## STATED GOAL
Please copy out every entry below word for word, leaving nothing changed.
▽
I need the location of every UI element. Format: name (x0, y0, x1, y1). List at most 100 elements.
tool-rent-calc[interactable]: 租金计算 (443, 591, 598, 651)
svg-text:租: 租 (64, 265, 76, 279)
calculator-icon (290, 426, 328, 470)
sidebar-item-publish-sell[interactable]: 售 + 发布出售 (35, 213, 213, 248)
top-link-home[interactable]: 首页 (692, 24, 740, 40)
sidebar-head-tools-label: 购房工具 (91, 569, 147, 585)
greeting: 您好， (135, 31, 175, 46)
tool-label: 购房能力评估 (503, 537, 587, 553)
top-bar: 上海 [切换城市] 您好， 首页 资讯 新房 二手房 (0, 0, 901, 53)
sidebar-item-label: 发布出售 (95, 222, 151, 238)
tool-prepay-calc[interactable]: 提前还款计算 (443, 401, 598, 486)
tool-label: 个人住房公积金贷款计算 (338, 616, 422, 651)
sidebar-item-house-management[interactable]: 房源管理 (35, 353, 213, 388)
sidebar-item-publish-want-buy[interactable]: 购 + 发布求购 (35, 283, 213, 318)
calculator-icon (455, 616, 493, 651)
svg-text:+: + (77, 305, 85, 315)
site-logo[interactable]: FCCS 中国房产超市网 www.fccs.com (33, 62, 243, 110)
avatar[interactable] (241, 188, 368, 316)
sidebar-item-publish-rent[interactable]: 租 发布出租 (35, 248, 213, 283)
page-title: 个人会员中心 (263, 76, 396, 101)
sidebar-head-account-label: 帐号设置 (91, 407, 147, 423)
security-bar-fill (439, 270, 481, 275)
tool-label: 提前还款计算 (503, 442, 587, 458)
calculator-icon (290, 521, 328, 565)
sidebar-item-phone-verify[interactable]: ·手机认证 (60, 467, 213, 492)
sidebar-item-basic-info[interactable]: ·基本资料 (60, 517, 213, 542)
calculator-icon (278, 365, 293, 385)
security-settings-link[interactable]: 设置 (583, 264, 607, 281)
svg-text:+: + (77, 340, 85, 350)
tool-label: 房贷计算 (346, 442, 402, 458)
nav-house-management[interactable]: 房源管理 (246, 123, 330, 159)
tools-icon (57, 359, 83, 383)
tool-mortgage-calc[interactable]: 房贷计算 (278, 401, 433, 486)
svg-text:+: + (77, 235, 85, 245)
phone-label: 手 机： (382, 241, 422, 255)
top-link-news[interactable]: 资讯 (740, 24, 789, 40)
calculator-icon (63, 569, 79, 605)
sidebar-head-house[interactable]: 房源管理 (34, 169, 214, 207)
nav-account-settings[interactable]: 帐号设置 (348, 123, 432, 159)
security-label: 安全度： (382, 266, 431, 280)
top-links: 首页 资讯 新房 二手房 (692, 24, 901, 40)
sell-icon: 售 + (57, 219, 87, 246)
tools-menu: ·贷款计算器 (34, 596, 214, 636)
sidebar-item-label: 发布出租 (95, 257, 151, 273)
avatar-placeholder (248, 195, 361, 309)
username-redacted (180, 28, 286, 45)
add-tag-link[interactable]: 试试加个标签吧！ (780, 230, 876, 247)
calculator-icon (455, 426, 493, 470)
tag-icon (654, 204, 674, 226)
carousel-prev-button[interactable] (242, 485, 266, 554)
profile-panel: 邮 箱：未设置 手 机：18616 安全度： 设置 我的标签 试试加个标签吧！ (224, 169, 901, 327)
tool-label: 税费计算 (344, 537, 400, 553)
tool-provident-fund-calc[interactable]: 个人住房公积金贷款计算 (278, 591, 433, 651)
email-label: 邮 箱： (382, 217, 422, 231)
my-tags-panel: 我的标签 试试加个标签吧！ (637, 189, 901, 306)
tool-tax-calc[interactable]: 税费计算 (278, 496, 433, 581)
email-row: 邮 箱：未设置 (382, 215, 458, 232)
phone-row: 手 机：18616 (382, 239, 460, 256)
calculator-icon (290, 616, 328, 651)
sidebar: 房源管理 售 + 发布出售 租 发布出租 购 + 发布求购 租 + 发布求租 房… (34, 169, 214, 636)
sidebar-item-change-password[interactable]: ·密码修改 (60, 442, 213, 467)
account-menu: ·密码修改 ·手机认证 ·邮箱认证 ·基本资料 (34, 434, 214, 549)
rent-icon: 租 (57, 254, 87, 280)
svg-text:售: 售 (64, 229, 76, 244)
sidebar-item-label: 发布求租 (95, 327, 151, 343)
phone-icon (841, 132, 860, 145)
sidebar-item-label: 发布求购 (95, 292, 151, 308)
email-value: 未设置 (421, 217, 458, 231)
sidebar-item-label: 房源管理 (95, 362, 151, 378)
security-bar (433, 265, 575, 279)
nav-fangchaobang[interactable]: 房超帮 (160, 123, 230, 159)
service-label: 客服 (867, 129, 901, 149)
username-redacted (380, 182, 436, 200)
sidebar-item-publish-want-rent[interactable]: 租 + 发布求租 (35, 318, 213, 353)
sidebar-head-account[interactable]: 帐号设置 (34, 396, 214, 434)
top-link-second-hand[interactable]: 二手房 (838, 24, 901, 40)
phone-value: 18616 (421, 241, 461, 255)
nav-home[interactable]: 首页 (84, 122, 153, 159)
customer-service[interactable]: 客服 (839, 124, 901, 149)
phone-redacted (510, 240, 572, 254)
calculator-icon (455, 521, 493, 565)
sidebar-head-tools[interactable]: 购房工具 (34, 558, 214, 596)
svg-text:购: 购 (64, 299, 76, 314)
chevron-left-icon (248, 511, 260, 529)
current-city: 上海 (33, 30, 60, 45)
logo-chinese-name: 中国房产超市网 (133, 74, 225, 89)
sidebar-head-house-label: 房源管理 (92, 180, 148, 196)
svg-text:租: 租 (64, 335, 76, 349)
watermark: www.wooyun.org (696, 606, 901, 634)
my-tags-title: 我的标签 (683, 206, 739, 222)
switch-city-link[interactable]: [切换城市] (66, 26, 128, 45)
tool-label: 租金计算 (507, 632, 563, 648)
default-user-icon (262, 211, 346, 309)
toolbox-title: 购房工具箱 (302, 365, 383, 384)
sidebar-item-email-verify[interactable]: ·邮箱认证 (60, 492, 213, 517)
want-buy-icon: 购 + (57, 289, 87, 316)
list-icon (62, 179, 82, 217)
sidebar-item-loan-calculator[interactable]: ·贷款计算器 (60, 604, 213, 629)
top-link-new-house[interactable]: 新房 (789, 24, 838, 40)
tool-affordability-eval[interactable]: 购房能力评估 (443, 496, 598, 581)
△
## SOLUTION TO THIS EXERCISE
I need the location of every UI element. Format: name (x0, y0, x1, y1). List at most 100 elements.
tool-rent-calc[interactable]: 租金计算 (443, 591, 598, 651)
svg-text:租: 租 (64, 265, 76, 279)
calculator-icon (290, 426, 328, 470)
sidebar-item-publish-sell[interactable]: 售 + 发布出售 (35, 213, 213, 248)
top-link-home[interactable]: 首页 (692, 24, 740, 40)
sidebar-head-tools-label: 购房工具 (91, 569, 147, 585)
greeting: 您好， (135, 31, 175, 46)
tool-label: 购房能力评估 (503, 537, 587, 553)
top-bar: 上海 [切换城市] 您好， 首页 资讯 新房 二手房 (0, 0, 901, 53)
sidebar-item-label: 发布出售 (95, 222, 151, 238)
tool-prepay-calc[interactable]: 提前还款计算 (443, 401, 598, 486)
tool-label: 个人住房公积金贷款计算 (338, 616, 422, 651)
sidebar-item-house-management[interactable]: 房源管理 (35, 353, 213, 388)
sidebar-item-publish-want-buy[interactable]: 购 + 发布求购 (35, 283, 213, 318)
calculator-icon (455, 616, 493, 651)
svg-text:+: + (77, 305, 85, 315)
site-logo[interactable]: FCCS 中国房产超市网 www.fccs.com (33, 62, 243, 110)
avatar[interactable] (241, 188, 368, 316)
sidebar-item-publish-rent[interactable]: 租 发布出租 (35, 248, 213, 283)
page-title: 个人会员中心 (263, 76, 396, 101)
sidebar-head-account-label: 帐号设置 (91, 407, 147, 423)
security-bar-fill (439, 270, 481, 275)
tool-label: 提前还款计算 (503, 442, 587, 458)
calculator-icon (290, 521, 328, 565)
sidebar-item-phone-verify[interactable]: ·手机认证 (60, 467, 213, 492)
sidebar-item-basic-info[interactable]: ·基本资料 (60, 517, 213, 542)
calculator-icon (278, 365, 293, 385)
security-settings-link[interactable]: 设置 (583, 264, 607, 281)
svg-text:+: + (77, 340, 85, 350)
tool-label: 房贷计算 (346, 442, 402, 458)
nav-house-management[interactable]: 房源管理 (246, 123, 330, 159)
tools-icon (57, 359, 83, 383)
tool-mortgage-calc[interactable]: 房贷计算 (278, 401, 433, 486)
svg-text:+: + (77, 235, 85, 245)
phone-label: 手 机： (382, 241, 422, 255)
top-link-news[interactable]: 资讯 (740, 24, 789, 40)
calculator-icon (63, 569, 79, 605)
sidebar-head-house[interactable]: 房源管理 (34, 169, 214, 207)
nav-account-settings[interactable]: 帐号设置 (348, 123, 432, 159)
security-label: 安全度： (382, 266, 431, 280)
top-links: 首页 资讯 新房 二手房 (692, 24, 901, 40)
sell-icon: 售 + (57, 219, 87, 246)
tools-menu: ·贷款计算器 (34, 596, 214, 636)
sidebar-item-label: 发布出租 (95, 257, 151, 273)
avatar-placeholder (248, 195, 361, 309)
username-redacted (180, 28, 286, 45)
add-tag-link[interactable]: 试试加个标签吧！ (780, 230, 876, 247)
calculator-icon (455, 426, 493, 470)
tag-icon (654, 204, 674, 226)
carousel-prev-button[interactable] (242, 485, 266, 554)
profile-panel: 邮 箱：未设置 手 机：18616 安全度： 设置 我的标签 试试加个标签吧！ (224, 169, 901, 327)
tool-label: 税费计算 (344, 537, 400, 553)
tool-provident-fund-calc[interactable]: 个人住房公积金贷款计算 (278, 591, 433, 651)
email-label: 邮 箱： (382, 217, 422, 231)
my-tags-panel: 我的标签 试试加个标签吧！ (637, 189, 901, 306)
tool-tax-calc[interactable]: 税费计算 (278, 496, 433, 581)
email-row: 邮 箱：未设置 (382, 215, 458, 232)
phone-row: 手 机：18616 (382, 239, 460, 256)
calculator-icon (290, 616, 328, 651)
sidebar: 房源管理 售 + 发布出售 租 发布出租 购 + 发布求购 租 + 发布求租 房… (34, 169, 214, 636)
sidebar-item-change-password[interactable]: ·密码修改 (60, 442, 213, 467)
account-menu: ·密码修改 ·手机认证 ·邮箱认证 ·基本资料 (34, 434, 214, 549)
rent-icon: 租 (57, 254, 87, 280)
svg-text:售: 售 (64, 229, 76, 244)
sidebar-item-label: 发布求租 (95, 327, 151, 343)
phone-icon (841, 132, 860, 145)
sidebar-item-label: 发布求购 (95, 292, 151, 308)
email-value: 未设置 (421, 217, 458, 231)
sidebar-item-label: 房源管理 (95, 362, 151, 378)
security-bar (433, 265, 575, 279)
nav-fangchaobang[interactable]: 房超帮 (160, 123, 230, 159)
service-label: 客服 (867, 129, 901, 149)
username-redacted (380, 182, 436, 200)
sidebar-item-publish-want-rent[interactable]: 租 + 发布求租 (35, 318, 213, 353)
sidebar-head-account[interactable]: 帐号设置 (34, 396, 214, 434)
top-link-second-hand[interactable]: 二手房 (838, 24, 901, 40)
phone-value: 18616 (421, 241, 461, 255)
nav-home[interactable]: 首页 (84, 122, 153, 159)
customer-service[interactable]: 客服 (839, 124, 901, 149)
phone-redacted (510, 240, 572, 254)
calculator-icon (455, 521, 493, 565)
sidebar-head-tools[interactable]: 购房工具 (34, 558, 214, 596)
svg-text:购: 购 (64, 299, 76, 314)
chevron-left-icon (248, 511, 260, 529)
current-city: 上海 (33, 30, 60, 45)
logo-chinese-name: 中国房产超市网 (133, 74, 225, 89)
sidebar-head-house-label: 房源管理 (92, 180, 148, 196)
svg-text:租: 租 (64, 335, 76, 349)
watermark: www.wooyun.org (696, 606, 901, 634)
my-tags-title: 我的标签 (683, 206, 739, 222)
switch-city-link[interactable]: [切换城市] (66, 26, 128, 45)
tool-label: 租金计算 (507, 632, 563, 648)
default-user-icon (262, 211, 346, 309)
toolbox-title: 购房工具箱 (302, 365, 383, 384)
sidebar-item-email-verify[interactable]: ·邮箱认证 (60, 492, 213, 517)
want-buy-icon: 购 + (57, 289, 87, 316)
list-icon (62, 179, 82, 217)
sidebar-item-loan-calculator[interactable]: ·贷款计算器 (60, 604, 213, 629)
top-link-new-house[interactable]: 新房 (789, 24, 838, 40)
tool-affordability-eval[interactable]: 购房能力评估 (443, 496, 598, 581)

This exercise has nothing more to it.